** START Data excerpts **

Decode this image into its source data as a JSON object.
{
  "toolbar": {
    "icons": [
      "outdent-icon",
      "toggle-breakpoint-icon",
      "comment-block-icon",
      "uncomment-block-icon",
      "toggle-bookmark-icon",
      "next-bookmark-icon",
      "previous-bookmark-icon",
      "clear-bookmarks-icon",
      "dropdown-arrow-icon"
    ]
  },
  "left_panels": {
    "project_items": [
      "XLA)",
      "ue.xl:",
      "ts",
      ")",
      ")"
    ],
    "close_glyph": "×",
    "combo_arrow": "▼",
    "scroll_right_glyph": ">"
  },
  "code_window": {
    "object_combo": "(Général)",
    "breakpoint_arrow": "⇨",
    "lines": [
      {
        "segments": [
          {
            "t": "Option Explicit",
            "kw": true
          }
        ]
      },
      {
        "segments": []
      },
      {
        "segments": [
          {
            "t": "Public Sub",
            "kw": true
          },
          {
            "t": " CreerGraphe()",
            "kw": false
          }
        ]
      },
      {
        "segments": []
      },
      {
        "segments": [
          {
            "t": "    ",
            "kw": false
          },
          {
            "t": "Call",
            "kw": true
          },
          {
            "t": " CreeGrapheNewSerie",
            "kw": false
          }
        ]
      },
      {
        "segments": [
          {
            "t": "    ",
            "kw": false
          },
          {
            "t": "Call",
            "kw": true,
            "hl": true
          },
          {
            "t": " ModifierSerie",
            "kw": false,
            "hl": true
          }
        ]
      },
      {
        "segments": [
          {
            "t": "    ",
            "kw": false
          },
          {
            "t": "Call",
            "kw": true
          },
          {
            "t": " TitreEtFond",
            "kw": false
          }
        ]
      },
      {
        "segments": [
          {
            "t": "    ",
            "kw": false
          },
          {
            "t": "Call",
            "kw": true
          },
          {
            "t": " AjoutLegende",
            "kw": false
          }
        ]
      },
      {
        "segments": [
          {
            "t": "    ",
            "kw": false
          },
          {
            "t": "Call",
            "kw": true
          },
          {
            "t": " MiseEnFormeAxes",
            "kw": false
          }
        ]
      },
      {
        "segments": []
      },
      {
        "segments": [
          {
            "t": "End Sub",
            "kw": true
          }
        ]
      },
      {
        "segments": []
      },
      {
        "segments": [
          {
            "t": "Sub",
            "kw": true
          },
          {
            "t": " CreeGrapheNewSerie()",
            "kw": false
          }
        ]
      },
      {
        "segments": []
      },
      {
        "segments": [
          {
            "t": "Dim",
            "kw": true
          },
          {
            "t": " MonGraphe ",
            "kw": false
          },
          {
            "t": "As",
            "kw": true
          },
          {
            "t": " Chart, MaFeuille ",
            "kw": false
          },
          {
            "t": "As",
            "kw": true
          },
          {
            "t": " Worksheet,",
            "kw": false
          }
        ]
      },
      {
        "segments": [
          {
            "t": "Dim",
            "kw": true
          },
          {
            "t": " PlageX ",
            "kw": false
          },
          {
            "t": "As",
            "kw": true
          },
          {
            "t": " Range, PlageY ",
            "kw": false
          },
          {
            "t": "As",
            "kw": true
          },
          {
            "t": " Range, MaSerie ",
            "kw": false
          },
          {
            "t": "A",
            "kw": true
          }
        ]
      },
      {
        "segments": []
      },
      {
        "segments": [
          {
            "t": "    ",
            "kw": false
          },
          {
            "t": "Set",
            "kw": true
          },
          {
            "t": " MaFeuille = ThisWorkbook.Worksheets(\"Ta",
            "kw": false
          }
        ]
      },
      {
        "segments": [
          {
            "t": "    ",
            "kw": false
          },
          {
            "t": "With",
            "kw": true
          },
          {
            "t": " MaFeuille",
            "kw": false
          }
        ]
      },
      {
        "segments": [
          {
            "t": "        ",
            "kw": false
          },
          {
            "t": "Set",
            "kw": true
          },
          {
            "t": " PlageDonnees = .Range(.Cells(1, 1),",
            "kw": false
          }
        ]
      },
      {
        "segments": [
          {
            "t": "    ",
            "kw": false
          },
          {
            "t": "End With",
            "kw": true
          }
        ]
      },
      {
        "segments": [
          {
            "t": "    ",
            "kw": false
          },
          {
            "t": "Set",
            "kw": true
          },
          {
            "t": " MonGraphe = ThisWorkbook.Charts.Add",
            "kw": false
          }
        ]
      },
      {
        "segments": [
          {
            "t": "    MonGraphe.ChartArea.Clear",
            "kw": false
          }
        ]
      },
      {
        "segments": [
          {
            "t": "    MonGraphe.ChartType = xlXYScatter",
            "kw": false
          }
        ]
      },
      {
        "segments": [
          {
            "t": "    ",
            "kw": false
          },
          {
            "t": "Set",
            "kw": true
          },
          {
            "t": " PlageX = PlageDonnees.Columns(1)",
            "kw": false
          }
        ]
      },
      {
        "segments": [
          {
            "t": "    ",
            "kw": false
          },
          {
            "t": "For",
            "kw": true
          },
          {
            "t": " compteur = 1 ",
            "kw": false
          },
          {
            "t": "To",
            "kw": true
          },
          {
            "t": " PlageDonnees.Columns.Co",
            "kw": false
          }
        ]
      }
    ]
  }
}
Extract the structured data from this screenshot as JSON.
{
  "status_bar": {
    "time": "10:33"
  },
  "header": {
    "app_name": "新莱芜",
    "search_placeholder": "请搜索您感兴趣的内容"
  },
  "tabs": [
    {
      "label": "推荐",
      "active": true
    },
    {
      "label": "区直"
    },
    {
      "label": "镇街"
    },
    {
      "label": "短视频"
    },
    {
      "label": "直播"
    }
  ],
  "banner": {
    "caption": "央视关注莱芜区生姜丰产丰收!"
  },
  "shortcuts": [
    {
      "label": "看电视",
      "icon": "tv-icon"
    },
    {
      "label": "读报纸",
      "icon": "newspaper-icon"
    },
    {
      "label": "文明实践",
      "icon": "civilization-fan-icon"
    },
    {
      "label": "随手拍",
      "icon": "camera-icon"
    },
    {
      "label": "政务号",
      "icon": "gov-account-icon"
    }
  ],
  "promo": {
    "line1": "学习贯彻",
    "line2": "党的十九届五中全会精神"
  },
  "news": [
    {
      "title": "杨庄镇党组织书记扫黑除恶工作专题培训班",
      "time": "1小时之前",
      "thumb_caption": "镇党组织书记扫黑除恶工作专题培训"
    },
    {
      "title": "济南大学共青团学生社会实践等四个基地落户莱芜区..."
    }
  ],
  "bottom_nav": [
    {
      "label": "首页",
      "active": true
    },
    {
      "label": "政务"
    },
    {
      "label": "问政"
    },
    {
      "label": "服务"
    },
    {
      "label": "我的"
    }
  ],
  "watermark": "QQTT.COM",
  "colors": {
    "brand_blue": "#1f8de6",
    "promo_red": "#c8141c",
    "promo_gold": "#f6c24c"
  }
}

** END Data excerpts **

Go through the records above, find every line with the word "PlageX", and list those lines.

Exercise response:
            "t": " PlageX ",
            "t": " PlageX = PlageDonnees.Columns(1)",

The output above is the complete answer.